### [Material for this task]
☆ ☆ ☆ ☆
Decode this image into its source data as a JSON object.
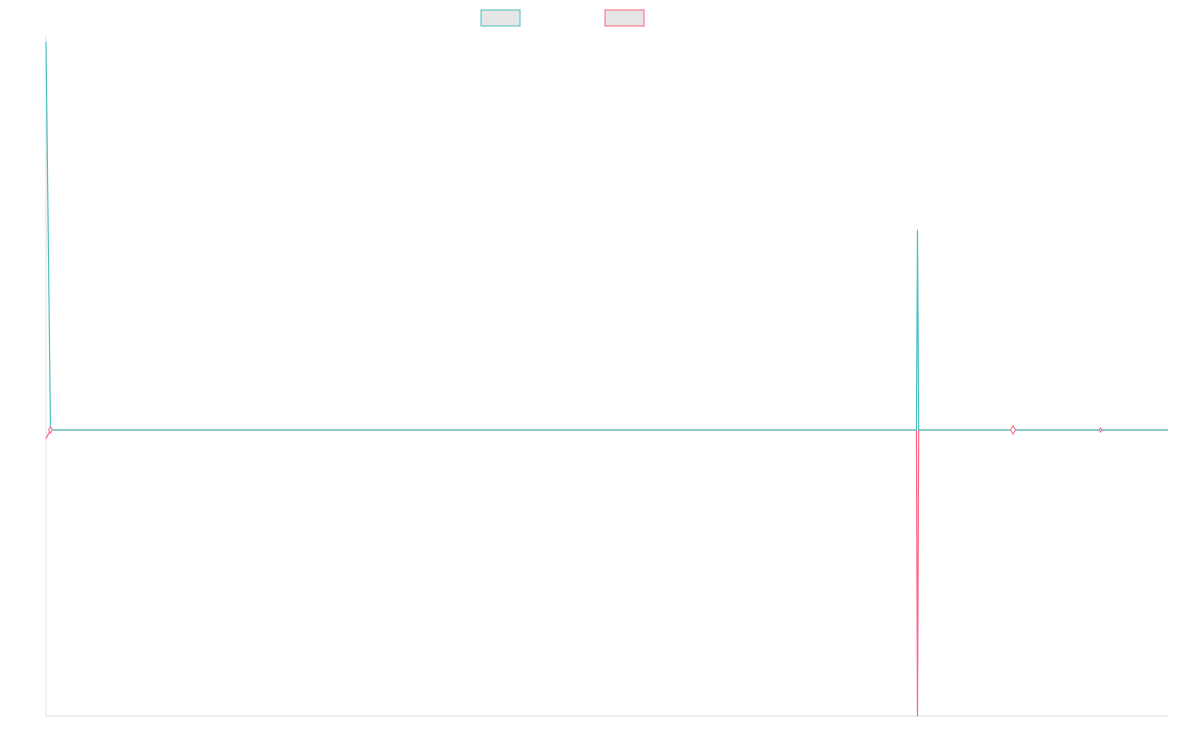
{
  "chart_data": {
    "type": "line",
    "title": "",
    "xlabel": "",
    "ylabel": "",
    "x_points": 1000,
    "ylim": [
      -1,
      1.4
    ],
    "grid": false,
    "legend": {
      "placement": "top-center",
      "entries": [
        {
          "name": "",
          "color": "#4bc0c0"
        },
        {
          "name": "",
          "color": "#ff6384"
        }
      ]
    },
    "series": [
      {
        "name": "",
        "color": "#4bc0c0",
        "points": [
          {
            "x": 0,
            "y": 1.38
          },
          {
            "x": 4,
            "y": 0.0
          },
          {
            "x": 775,
            "y": 0.0
          },
          {
            "x": 776,
            "y": 0.71
          },
          {
            "x": 777,
            "y": 0.0
          },
          {
            "x": 999,
            "y": 0.0
          }
        ],
        "markers": [
          {
            "x": 4,
            "y": 0.0
          },
          {
            "x": 861,
            "y": 0.0
          },
          {
            "x": 939,
            "y": 0.0
          }
        ]
      },
      {
        "name": "",
        "color": "#ff6384",
        "points": [
          {
            "x": 0,
            "y": -0.03
          },
          {
            "x": 4,
            "y": 0.0
          },
          {
            "x": 775,
            "y": 0.0
          },
          {
            "x": 776,
            "y": -1.0
          },
          {
            "x": 777,
            "y": 0.0
          },
          {
            "x": 999,
            "y": 0.0
          }
        ],
        "markers": [
          {
            "x": 4,
            "y": 0.0
          },
          {
            "x": 861,
            "y": 0.0
          },
          {
            "x": 939,
            "y": 0.0
          }
        ]
      }
    ]
  }
}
☆ ☆ ☆ ☆
Keep the pictures out and write out the records exactly.

### [The reply]
Decode this image into its source data as a JSON object.
{
  "chart_data": {
    "type": "line",
    "title": "",
    "xlabel": "",
    "ylabel": "",
    "x_points": 1000,
    "ylim": [
      -1,
      1.4
    ],
    "grid": false,
    "legend": {
      "placement": "top-center",
      "entries": [
        {
          "name": "",
          "color": "#4bc0c0"
        },
        {
          "name": "",
          "color": "#ff6384"
        }
      ]
    },
    "series": [
      {
        "name": "",
        "color": "#4bc0c0",
        "points": [
          {
            "x": 0,
            "y": 1.38
          },
          {
            "x": 4,
            "y": 0.0
          },
          {
            "x": 775,
            "y": 0.0
          },
          {
            "x": 776,
            "y": 0.71
          },
          {
            "x": 777,
            "y": 0.0
          },
          {
            "x": 999,
            "y": 0.0
          }
        ],
        "markers": [
          {
            "x": 4,
            "y": 0.0
          },
          {
            "x": 861,
            "y": 0.0
          },
          {
            "x": 939,
            "y": 0.0
          }
        ]
      },
      {
        "name": "",
        "color": "#ff6384",
        "points": [
          {
            "x": 0,
            "y": -0.03
          },
          {
            "x": 4,
            "y": 0.0
          },
          {
            "x": 775,
            "y": 0.0
          },
          {
            "x": 776,
            "y": -1.0
          },
          {
            "x": 777,
            "y": 0.0
          },
          {
            "x": 999,
            "y": 0.0
          }
        ],
        "markers": [
          {
            "x": 4,
            "y": 0.0
          },
          {
            "x": 861,
            "y": 0.0
          },
          {
            "x": 939,
            "y": 0.0
          }
        ]
      }
    ]
  }
}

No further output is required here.